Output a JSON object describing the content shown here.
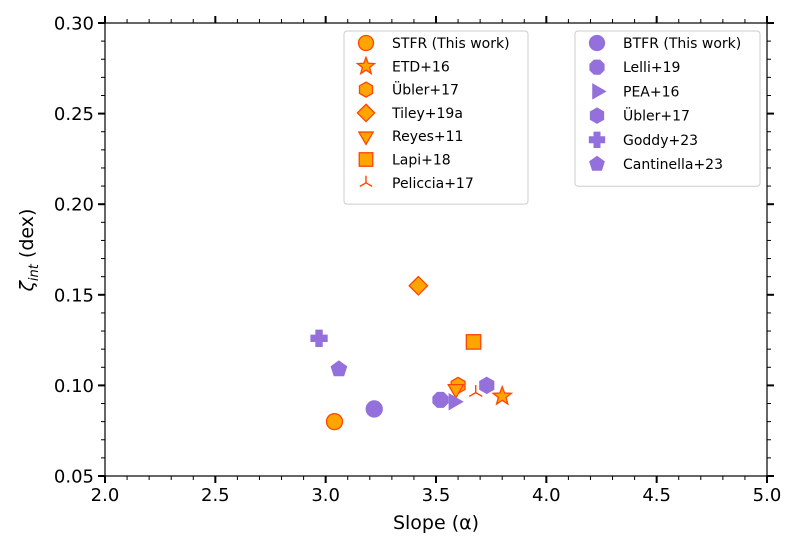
{
  "chart_data": {
    "type": "scatter",
    "title": "",
    "xlabel": "Slope (α)",
    "ylabel": "ζ_int (dex)",
    "xlim": [
      2.0,
      5.0
    ],
    "ylim": [
      0.05,
      0.3
    ],
    "xticks": [
      "2.0",
      "2.5",
      "3.0",
      "3.5",
      "4.0",
      "4.5",
      "5.0"
    ],
    "yticks": [
      "0.05",
      "0.10",
      "0.15",
      "0.20",
      "0.25",
      "0.30"
    ],
    "grid": false,
    "legends": [
      {
        "placement": "top-center",
        "entries": [
          {
            "name": "STFR (This work)",
            "marker": "circle",
            "color": "#ffa500",
            "edge": "#ff4500"
          },
          {
            "name": "ETD+16",
            "marker": "star",
            "color": "#ffa500",
            "edge": "#ff4500"
          },
          {
            "name": "Übler+17",
            "marker": "hexagon",
            "color": "#ffa500",
            "edge": "#ff4500"
          },
          {
            "name": "Tiley+19a",
            "marker": "diamond",
            "color": "#ffa500",
            "edge": "#ff4500"
          },
          {
            "name": "Reyes+11",
            "marker": "triangle-down",
            "color": "#ffa500",
            "edge": "#ff4500"
          },
          {
            "name": "Lapi+18",
            "marker": "square",
            "color": "#ffa500",
            "edge": "#ff4500"
          },
          {
            "name": "Peliccia+17",
            "marker": "tri-down",
            "color": "#ff4500",
            "edge": "#ff4500"
          }
        ]
      },
      {
        "placement": "top-right",
        "entries": [
          {
            "name": "BTFR (This work)",
            "marker": "circle",
            "color": "#9370db",
            "edge": "#9370db"
          },
          {
            "name": "Lelli+19",
            "marker": "octagon",
            "color": "#9370db",
            "edge": "#9370db"
          },
          {
            "name": "PEA+16",
            "marker": "triangle-right",
            "color": "#9370db",
            "edge": "#9370db"
          },
          {
            "name": "Übler+17",
            "marker": "hexagon",
            "color": "#9370db",
            "edge": "#9370db"
          },
          {
            "name": "Goddy+23",
            "marker": "plus",
            "color": "#9370db",
            "edge": "#9370db"
          },
          {
            "name": "Cantinella+23",
            "marker": "pentagon",
            "color": "#9370db",
            "edge": "#9370db"
          }
        ]
      }
    ],
    "series": [
      {
        "name": "STFR (This work)",
        "marker": "circle",
        "color": "#ffa500",
        "edge": "#ff4500",
        "x": 3.04,
        "y": 0.08
      },
      {
        "name": "ETD+16",
        "marker": "star",
        "color": "#ffa500",
        "edge": "#ff4500",
        "x": 3.8,
        "y": 0.094
      },
      {
        "name": "Übler+17",
        "marker": "hexagon",
        "color": "#ffa500",
        "edge": "#ff4500",
        "x": 3.6,
        "y": 0.1
      },
      {
        "name": "Tiley+19a",
        "marker": "diamond",
        "color": "#ffa500",
        "edge": "#ff4500",
        "x": 3.42,
        "y": 0.155
      },
      {
        "name": "Reyes+11",
        "marker": "triangle-down",
        "color": "#ffa500",
        "edge": "#ff4500",
        "x": 3.59,
        "y": 0.098
      },
      {
        "name": "Lapi+18",
        "marker": "square",
        "color": "#ffa500",
        "edge": "#ff4500",
        "x": 3.67,
        "y": 0.124
      },
      {
        "name": "Peliccia+17",
        "marker": "tri-down",
        "color": "#ff4500",
        "edge": "#ff4500",
        "x": 3.68,
        "y": 0.096
      },
      {
        "name": "BTFR (This work)",
        "marker": "circle",
        "color": "#9370db",
        "edge": "#9370db",
        "x": 3.22,
        "y": 0.087
      },
      {
        "name": "Lelli+19",
        "marker": "octagon",
        "color": "#9370db",
        "edge": "#9370db",
        "x": 3.52,
        "y": 0.092
      },
      {
        "name": "PEA+16",
        "marker": "triangle-right",
        "color": "#9370db",
        "edge": "#9370db",
        "x": 3.58,
        "y": 0.091
      },
      {
        "name": "Übler+17",
        "marker": "hexagon",
        "color": "#9370db",
        "edge": "#9370db",
        "x": 3.73,
        "y": 0.1
      },
      {
        "name": "Goddy+23",
        "marker": "plus",
        "color": "#9370db",
        "edge": "#9370db",
        "x": 2.97,
        "y": 0.126
      },
      {
        "name": "Cantinella+23",
        "marker": "pentagon",
        "color": "#9370db",
        "edge": "#9370db",
        "x": 3.06,
        "y": 0.109
      }
    ]
  }
}
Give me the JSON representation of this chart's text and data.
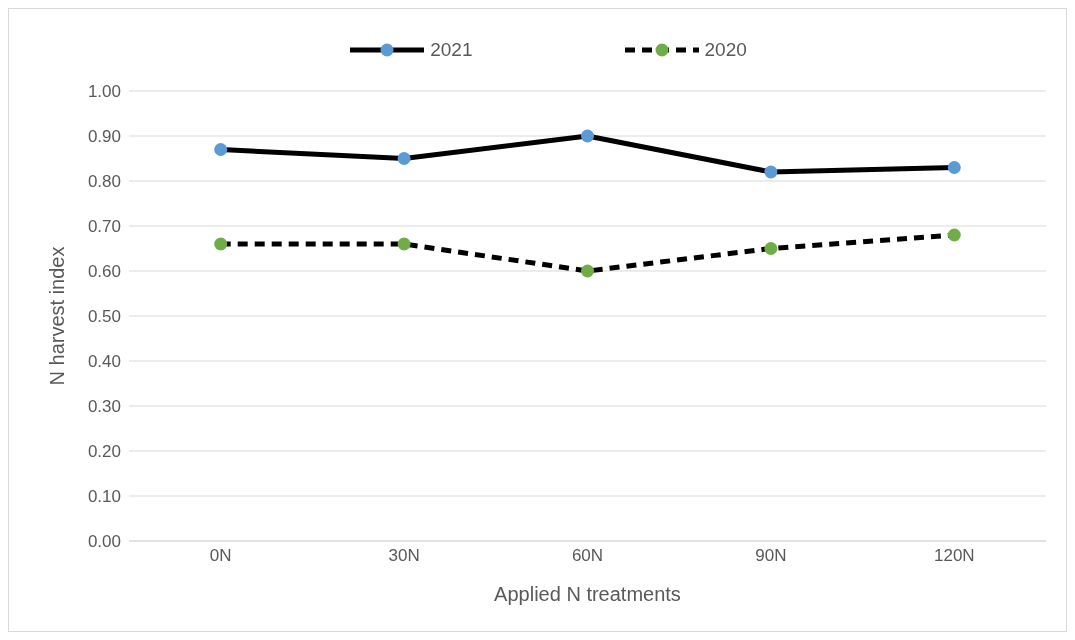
{
  "chart_data": {
    "type": "line",
    "xlabel": "Applied N treatments",
    "ylabel": "N harvest index",
    "categories": [
      "0N",
      "30N",
      "60N",
      "90N",
      "120N"
    ],
    "series": [
      {
        "name": "2021",
        "color": "#000000",
        "colors": [
          "#5b9bd5",
          "#5b9bd5",
          "#5b9bd5",
          "#5b9bd5",
          "#5b9bd5"
        ],
        "line_style": "solid",
        "values": [
          0.87,
          0.85,
          0.9,
          0.82,
          0.83
        ]
      },
      {
        "name": "2020",
        "color": "#000000",
        "colors": [
          "#70ad47",
          "#70ad47",
          "#70ad47",
          "#70ad47",
          "#70ad47"
        ],
        "line_style": "dashed",
        "values": [
          0.66,
          0.66,
          0.6,
          0.65,
          0.68
        ]
      }
    ],
    "ylim": [
      0,
      1
    ],
    "yticks": [
      {
        "value": 0,
        "label": "0.00"
      },
      {
        "value": 0.1,
        "label": "0.10"
      },
      {
        "value": 0.2,
        "label": "0.20"
      },
      {
        "value": 0.3,
        "label": "0.30"
      },
      {
        "value": 0.4,
        "label": "0.40"
      },
      {
        "value": 0.5,
        "label": "0.50"
      },
      {
        "value": 0.6,
        "label": "0.60"
      },
      {
        "value": 0.7,
        "label": "0.70"
      },
      {
        "value": 0.8,
        "label": "0.80"
      },
      {
        "value": 0.9,
        "label": "0.90"
      },
      {
        "value": 1.0,
        "label": "1.00"
      }
    ],
    "grid": "y",
    "legend": "top",
    "marker": "circle"
  }
}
________________________
Exercise aim ::
Without the pictures, restate all the entries above exactly.

Completed task ::
Output a JSON object describing the content shown here.
{
  "chart_data": {
    "type": "scatter",
    "title": "",
    "xlabel": "Slope (α)",
    "ylabel": "ζ_int (dex)",
    "xlim": [
      2.0,
      5.0
    ],
    "ylim": [
      0.05,
      0.3
    ],
    "xticks": [
      "2.0",
      "2.5",
      "3.0",
      "3.5",
      "4.0",
      "4.5",
      "5.0"
    ],
    "yticks": [
      "0.05",
      "0.10",
      "0.15",
      "0.20",
      "0.25",
      "0.30"
    ],
    "grid": false,
    "legends": [
      {
        "placement": "top-center",
        "entries": [
          {
            "name": "STFR (This work)",
            "marker": "circle",
            "color": "#ffa500",
            "edge": "#ff4500"
          },
          {
            "name": "ETD+16",
            "marker": "star",
            "color": "#ffa500",
            "edge": "#ff4500"
          },
          {
            "name": "Übler+17",
            "marker": "hexagon",
            "color": "#ffa500",
            "edge": "#ff4500"
          },
          {
            "name": "Tiley+19a",
            "marker": "diamond",
            "color": "#ffa500",
            "edge": "#ff4500"
          },
          {
            "name": "Reyes+11",
            "marker": "triangle-down",
            "color": "#ffa500",
            "edge": "#ff4500"
          },
          {
            "name": "Lapi+18",
            "marker": "square",
            "color": "#ffa500",
            "edge": "#ff4500"
          },
          {
            "name": "Peliccia+17",
            "marker": "tri-down",
            "color": "#ff4500",
            "edge": "#ff4500"
          }
        ]
      },
      {
        "placement": "top-right",
        "entries": [
          {
            "name": "BTFR (This work)",
            "marker": "circle",
            "color": "#9370db",
            "edge": "#9370db"
          },
          {
            "name": "Lelli+19",
            "marker": "octagon",
            "color": "#9370db",
            "edge": "#9370db"
          },
          {
            "name": "PEA+16",
            "marker": "triangle-right",
            "color": "#9370db",
            "edge": "#9370db"
          },
          {
            "name": "Übler+17",
            "marker": "hexagon",
            "color": "#9370db",
            "edge": "#9370db"
          },
          {
            "name": "Goddy+23",
            "marker": "plus",
            "color": "#9370db",
            "edge": "#9370db"
          },
          {
            "name": "Cantinella+23",
            "marker": "pentagon",
            "color": "#9370db",
            "edge": "#9370db"
          }
        ]
      }
    ],
    "series": [
      {
        "name": "STFR (This work)",
        "marker": "circle",
        "color": "#ffa500",
        "edge": "#ff4500",
        "x": 3.04,
        "y": 0.08
      },
      {
        "name": "ETD+16",
        "marker": "star",
        "color": "#ffa500",
        "edge": "#ff4500",
        "x": 3.8,
        "y": 0.094
      },
      {
        "name": "Übler+17",
        "marker": "hexagon",
        "color": "#ffa500",
        "edge": "#ff4500",
        "x": 3.6,
        "y": 0.1
      },
      {
        "name": "Tiley+19a",
        "marker": "diamond",
        "color": "#ffa500",
        "edge": "#ff4500",
        "x": 3.42,
        "y": 0.155
      },
      {
        "name": "Reyes+11",
        "marker": "triangle-down",
        "color": "#ffa500",
        "edge": "#ff4500",
        "x": 3.59,
        "y": 0.098
      },
      {
        "name": "Lapi+18",
        "marker": "square",
        "color": "#ffa500",
        "edge": "#ff4500",
        "x": 3.67,
        "y": 0.124
      },
      {
        "name": "Peliccia+17",
        "marker": "tri-down",
        "color": "#ff4500",
        "edge": "#ff4500",
        "x": 3.68,
        "y": 0.096
      },
      {
        "name": "BTFR (This work)",
        "marker": "circle",
        "color": "#9370db",
        "edge": "#9370db",
        "x": 3.22,
        "y": 0.087
      },
      {
        "name": "Lelli+19",
        "marker": "octagon",
        "color": "#9370db",
        "edge": "#9370db",
        "x": 3.52,
        "y": 0.092
      },
      {
        "name": "PEA+16",
        "marker": "triangle-right",
        "color": "#9370db",
        "edge": "#9370db",
        "x": 3.58,
        "y": 0.091
      },
      {
        "name": "Übler+17",
        "marker": "hexagon",
        "color": "#9370db",
        "edge": "#9370db",
        "x": 3.73,
        "y": 0.1
      },
      {
        "name": "Goddy+23",
        "marker": "plus",
        "color": "#9370db",
        "edge": "#9370db",
        "x": 2.97,
        "y": 0.126
      },
      {
        "name": "Cantinella+23",
        "marker": "pentagon",
        "color": "#9370db",
        "edge": "#9370db",
        "x": 3.06,
        "y": 0.109
      }
    ]
  }
}
Give me the JSON representation of this chart's text and data.
{
  "chart_data": {
    "type": "line",
    "xlabel": "Applied N treatments",
    "ylabel": "N harvest index",
    "categories": [
      "0N",
      "30N",
      "60N",
      "90N",
      "120N"
    ],
    "series": [
      {
        "name": "2021",
        "color": "#000000",
        "colors": [
          "#5b9bd5",
          "#5b9bd5",
          "#5b9bd5",
          "#5b9bd5",
          "#5b9bd5"
        ],
        "line_style": "solid",
        "values": [
          0.87,
          0.85,
          0.9,
          0.82,
          0.83
        ]
      },
      {
        "name": "2020",
        "color": "#000000",
        "colors": [
          "#70ad47",
          "#70ad47",
          "#70ad47",
          "#70ad47",
          "#70ad47"
        ],
        "line_style": "dashed",
        "values": [
          0.66,
          0.66,
          0.6,
          0.65,
          0.68
        ]
      }
    ],
    "ylim": [
      0,
      1
    ],
    "yticks": [
      {
        "value": 0,
        "label": "0.00"
      },
      {
        "value": 0.1,
        "label": "0.10"
      },
      {
        "value": 0.2,
        "label": "0.20"
      },
      {
        "value": 0.3,
        "label": "0.30"
      },
      {
        "value": 0.4,
        "label": "0.40"
      },
      {
        "value": 0.5,
        "label": "0.50"
      },
      {
        "value": 0.6,
        "label": "0.60"
      },
      {
        "value": 0.7,
        "label": "0.70"
      },
      {
        "value": 0.8,
        "label": "0.80"
      },
      {
        "value": 0.9,
        "label": "0.90"
      },
      {
        "value": 1.0,
        "label": "1.00"
      }
    ],
    "grid": "y",
    "legend": "top",
    "marker": "circle"
  }
}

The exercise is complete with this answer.